### Exercise description:
Reproduce all of the material exactly as shown.

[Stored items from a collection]

────────

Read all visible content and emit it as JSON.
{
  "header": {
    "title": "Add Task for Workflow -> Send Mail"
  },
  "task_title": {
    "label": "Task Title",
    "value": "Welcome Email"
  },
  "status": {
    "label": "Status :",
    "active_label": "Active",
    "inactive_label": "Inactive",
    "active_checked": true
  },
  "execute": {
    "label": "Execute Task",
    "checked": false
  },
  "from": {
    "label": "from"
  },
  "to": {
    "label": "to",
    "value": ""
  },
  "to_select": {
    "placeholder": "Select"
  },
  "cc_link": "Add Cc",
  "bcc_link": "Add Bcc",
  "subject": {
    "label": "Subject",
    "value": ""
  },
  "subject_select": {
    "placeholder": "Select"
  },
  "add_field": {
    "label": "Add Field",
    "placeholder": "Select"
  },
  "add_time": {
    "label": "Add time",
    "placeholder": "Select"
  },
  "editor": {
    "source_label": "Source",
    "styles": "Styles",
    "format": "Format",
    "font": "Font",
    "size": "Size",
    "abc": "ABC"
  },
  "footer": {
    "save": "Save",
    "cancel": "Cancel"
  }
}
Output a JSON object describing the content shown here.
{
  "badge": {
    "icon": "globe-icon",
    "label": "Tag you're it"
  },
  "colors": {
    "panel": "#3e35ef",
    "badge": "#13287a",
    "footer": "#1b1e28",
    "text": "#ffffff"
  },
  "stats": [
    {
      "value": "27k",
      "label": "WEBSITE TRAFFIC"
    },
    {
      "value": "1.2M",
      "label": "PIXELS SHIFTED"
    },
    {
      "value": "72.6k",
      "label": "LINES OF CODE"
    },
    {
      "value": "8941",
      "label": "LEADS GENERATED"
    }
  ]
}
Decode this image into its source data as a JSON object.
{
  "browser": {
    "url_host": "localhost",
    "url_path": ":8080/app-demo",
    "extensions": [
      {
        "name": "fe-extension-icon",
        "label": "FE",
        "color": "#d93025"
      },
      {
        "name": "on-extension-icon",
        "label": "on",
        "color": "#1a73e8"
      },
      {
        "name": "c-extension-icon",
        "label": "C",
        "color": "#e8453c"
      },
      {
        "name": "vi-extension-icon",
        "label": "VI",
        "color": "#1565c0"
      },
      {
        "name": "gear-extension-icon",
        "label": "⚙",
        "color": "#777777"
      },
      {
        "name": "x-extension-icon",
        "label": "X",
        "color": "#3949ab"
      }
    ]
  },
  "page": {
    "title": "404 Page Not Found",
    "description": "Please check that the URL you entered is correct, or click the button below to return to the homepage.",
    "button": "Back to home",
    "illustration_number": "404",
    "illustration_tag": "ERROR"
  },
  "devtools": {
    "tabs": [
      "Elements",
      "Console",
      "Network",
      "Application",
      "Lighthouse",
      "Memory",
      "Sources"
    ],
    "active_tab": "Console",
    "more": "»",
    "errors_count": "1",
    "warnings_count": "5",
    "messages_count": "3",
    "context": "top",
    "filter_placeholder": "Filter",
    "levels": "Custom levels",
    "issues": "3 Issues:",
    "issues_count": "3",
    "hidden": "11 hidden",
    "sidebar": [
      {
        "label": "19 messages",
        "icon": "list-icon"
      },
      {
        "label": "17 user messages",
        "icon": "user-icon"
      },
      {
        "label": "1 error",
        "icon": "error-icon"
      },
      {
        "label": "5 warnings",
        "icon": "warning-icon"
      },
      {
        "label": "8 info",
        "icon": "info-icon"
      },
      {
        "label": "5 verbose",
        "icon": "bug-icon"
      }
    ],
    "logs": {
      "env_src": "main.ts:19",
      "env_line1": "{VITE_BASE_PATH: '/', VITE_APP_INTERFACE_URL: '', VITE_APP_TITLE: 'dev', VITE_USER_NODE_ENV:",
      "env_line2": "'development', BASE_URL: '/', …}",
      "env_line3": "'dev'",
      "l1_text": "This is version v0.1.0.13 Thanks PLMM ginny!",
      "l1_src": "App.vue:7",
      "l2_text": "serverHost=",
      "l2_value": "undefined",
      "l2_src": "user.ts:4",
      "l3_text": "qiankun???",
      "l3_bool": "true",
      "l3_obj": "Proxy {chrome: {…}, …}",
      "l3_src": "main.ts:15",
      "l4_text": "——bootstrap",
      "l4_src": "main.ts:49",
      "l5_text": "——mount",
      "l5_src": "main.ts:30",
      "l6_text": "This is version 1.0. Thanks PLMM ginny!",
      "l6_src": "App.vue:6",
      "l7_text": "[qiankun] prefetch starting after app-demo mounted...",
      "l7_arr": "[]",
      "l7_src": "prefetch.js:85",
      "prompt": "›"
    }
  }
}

────────

### The reply:
Read all visible content and emit it as JSON.
{
  "header": {
    "title": "Add Task for Workflow -> Send Mail"
  },
  "task_title": {
    "label": "Task Title",
    "value": "Welcome Email"
  },
  "status": {
    "label": "Status :",
    "active_label": "Active",
    "inactive_label": "Inactive",
    "active_checked": true
  },
  "execute": {
    "label": "Execute Task",
    "checked": false
  },
  "from": {
    "label": "from"
  },
  "to": {
    "label": "to",
    "value": ""
  },
  "to_select": {
    "placeholder": "Select"
  },
  "cc_link": "Add Cc",
  "bcc_link": "Add Bcc",
  "subject": {
    "label": "Subject",
    "value": ""
  },
  "subject_select": {
    "placeholder": "Select"
  },
  "add_field": {
    "label": "Add Field",
    "placeholder": "Select"
  },
  "add_time": {
    "label": "Add time",
    "placeholder": "Select"
  },
  "editor": {
    "source_label": "Source",
    "styles": "Styles",
    "format": "Format",
    "font": "Font",
    "size": "Size",
    "abc": "ABC"
  },
  "footer": {
    "save": "Save",
    "cancel": "Cancel"
  }
}
Output a JSON object describing the content shown here.
{
  "badge": {
    "icon": "globe-icon",
    "label": "Tag you're it"
  },
  "colors": {
    "panel": "#3e35ef",
    "badge": "#13287a",
    "footer": "#1b1e28",
    "text": "#ffffff"
  },
  "stats": [
    {
      "value": "27k",
      "label": "WEBSITE TRAFFIC"
    },
    {
      "value": "1.2M",
      "label": "PIXELS SHIFTED"
    },
    {
      "value": "72.6k",
      "label": "LINES OF CODE"
    },
    {
      "value": "8941",
      "label": "LEADS GENERATED"
    }
  ]
}
Decode this image into its source data as a JSON object.
{
  "browser": {
    "url_host": "localhost",
    "url_path": ":8080/app-demo",
    "extensions": [
      {
        "name": "fe-extension-icon",
        "label": "FE",
        "color": "#d93025"
      },
      {
        "name": "on-extension-icon",
        "label": "on",
        "color": "#1a73e8"
      },
      {
        "name": "c-extension-icon",
        "label": "C",
        "color": "#e8453c"
      },
      {
        "name": "vi-extension-icon",
        "label": "VI",
        "color": "#1565c0"
      },
      {
        "name": "gear-extension-icon",
        "label": "⚙",
        "color": "#777777"
      },
      {
        "name": "x-extension-icon",
        "label": "X",
        "color": "#3949ab"
      }
    ]
  },
  "page": {
    "title": "404 Page Not Found",
    "description": "Please check that the URL you entered is correct, or click the button below to return to the homepage.",
    "button": "Back to home",
    "illustration_number": "404",
    "illustration_tag": "ERROR"
  },
  "devtools": {
    "tabs": [
      "Elements",
      "Console",
      "Network",
      "Application",
      "Lighthouse",
      "Memory",
      "Sources"
    ],
    "active_tab": "Console",
    "more": "»",
    "errors_count": "1",
    "warnings_count": "5",
    "messages_count": "3",
    "context": "top",
    "filter_placeholder": "Filter",
    "levels": "Custom levels",
    "issues": "3 Issues:",
    "issues_count": "3",
    "hidden": "11 hidden",
    "sidebar": [
      {
        "label": "19 messages",
        "icon": "list-icon"
      },
      {
        "label": "17 user messages",
        "icon": "user-icon"
      },
      {
        "label": "1 error",
        "icon": "error-icon"
      },
      {
        "label": "5 warnings",
        "icon": "warning-icon"
      },
      {
        "label": "8 info",
        "icon": "info-icon"
      },
      {
        "label": "5 verbose",
        "icon": "bug-icon"
      }
    ],
    "logs": {
      "env_src": "main.ts:19",
      "env_line1": "{VITE_BASE_PATH: '/', VITE_APP_INTERFACE_URL: '', VITE_APP_TITLE: 'dev', VITE_USER_NODE_ENV:",
      "env_line2": "'development', BASE_URL: '/', …}",
      "env_line3": "'dev'",
      "l1_text": "This is version v0.1.0.13 Thanks PLMM ginny!",
      "l1_src": "App.vue:7",
      "l2_text": "serverHost=",
      "l2_value": "undefined",
      "l2_src": "user.ts:4",
      "l3_text": "qiankun???",
      "l3_bool": "true",
      "l3_obj": "Proxy {chrome: {…}, …}",
      "l3_src": "main.ts:15",
      "l4_text": "——bootstrap",
      "l4_src": "main.ts:49",
      "l5_text": "——mount",
      "l5_src": "main.ts:30",
      "l6_text": "This is version 1.0. Thanks PLMM ginny!",
      "l6_src": "App.vue:6",
      "l7_text": "[qiankun] prefetch starting after app-demo mounted...",
      "l7_arr": "[]",
      "l7_src": "prefetch.js:85",
      "prompt": "›"
    }
  }
}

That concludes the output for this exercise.